Extracted records:
++++++
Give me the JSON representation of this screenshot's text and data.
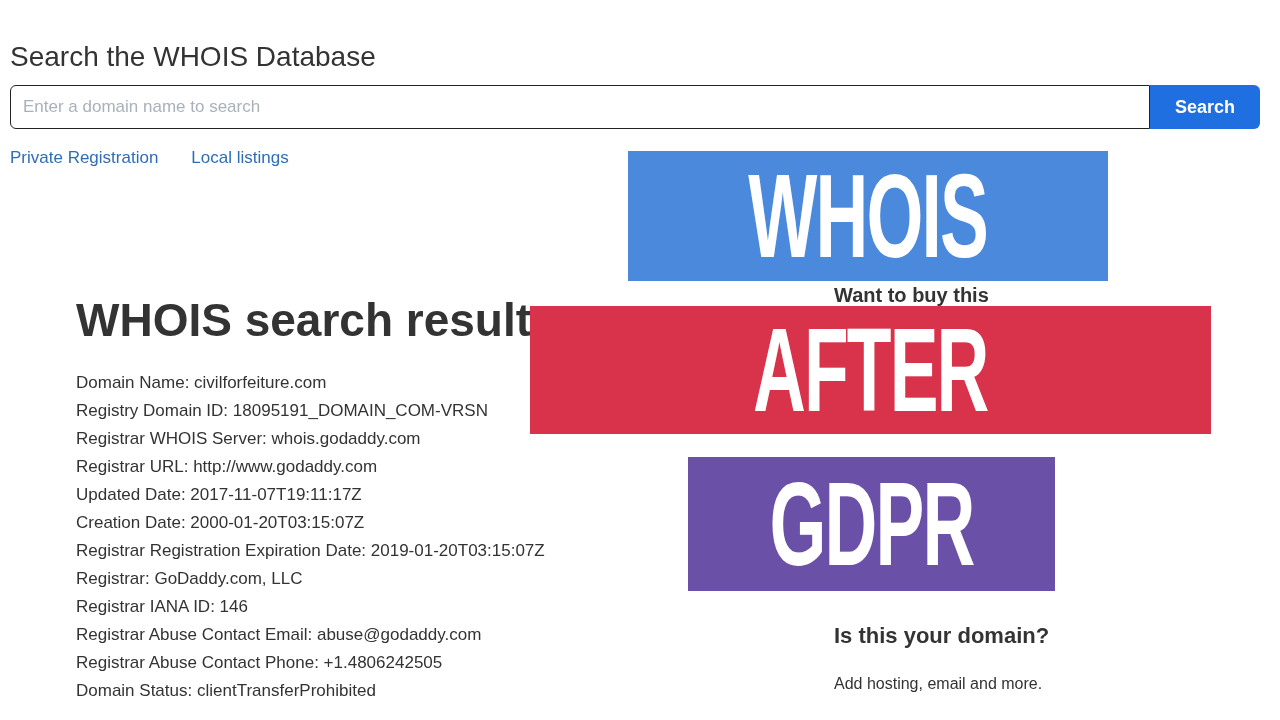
{
  "search": {
    "title": "Search the WHOIS Database",
    "placeholder": "Enter a domain name to search",
    "button": "Search",
    "links": [
      "Private Registration",
      "Local listings"
    ]
  },
  "results": {
    "title": "WHOIS search result",
    "lines": [
      "Domain Name: civilforfeiture.com",
      "Registry Domain ID: 18095191_DOMAIN_COM-VRSN",
      "Registrar WHOIS Server: whois.godaddy.com",
      "Registrar URL: http://www.godaddy.com",
      "Updated Date: 2017-11-07T19:11:17Z",
      "Creation Date: 2000-01-20T03:15:07Z",
      "Registrar Registration Expiration Date: 2019-01-20T03:15:07Z",
      "Registrar: GoDaddy.com, LLC",
      "Registrar IANA ID: 146",
      "Registrar Abuse Contact Email: abuse@godaddy.com",
      "Registrar Abuse Contact Phone: +1.4806242505",
      "Domain Status: clientTransferProhibited"
    ]
  },
  "sidebar": {
    "buy_title": "Want to buy this",
    "domain_title": "Is this your domain?",
    "domain_text": "Add hosting, email and more."
  },
  "banners": [
    {
      "text": "WHOIS",
      "color": "#4a89dc"
    },
    {
      "text": "AFTER",
      "color": "#d8334a"
    },
    {
      "text": "GDPR",
      "color": "#6a50a7"
    }
  ]
}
++++++
* [TASK REQUIREMENTS] Repeat each record exactly, with the pictures left out.

* [SOLUTION TO THE PROBLEM]
Give me the JSON representation of this screenshot's text and data.
{
  "search": {
    "title": "Search the WHOIS Database",
    "placeholder": "Enter a domain name to search",
    "button": "Search",
    "links": [
      "Private Registration",
      "Local listings"
    ]
  },
  "results": {
    "title": "WHOIS search result",
    "lines": [
      "Domain Name: civilforfeiture.com",
      "Registry Domain ID: 18095191_DOMAIN_COM-VRSN",
      "Registrar WHOIS Server: whois.godaddy.com",
      "Registrar URL: http://www.godaddy.com",
      "Updated Date: 2017-11-07T19:11:17Z",
      "Creation Date: 2000-01-20T03:15:07Z",
      "Registrar Registration Expiration Date: 2019-01-20T03:15:07Z",
      "Registrar: GoDaddy.com, LLC",
      "Registrar IANA ID: 146",
      "Registrar Abuse Contact Email: abuse@godaddy.com",
      "Registrar Abuse Contact Phone: +1.4806242505",
      "Domain Status: clientTransferProhibited"
    ]
  },
  "sidebar": {
    "buy_title": "Want to buy this",
    "domain_title": "Is this your domain?",
    "domain_text": "Add hosting, email and more."
  },
  "banners": [
    {
      "text": "WHOIS",
      "color": "#4a89dc"
    },
    {
      "text": "AFTER",
      "color": "#d8334a"
    },
    {
      "text": "GDPR",
      "color": "#6a50a7"
    }
  ]
}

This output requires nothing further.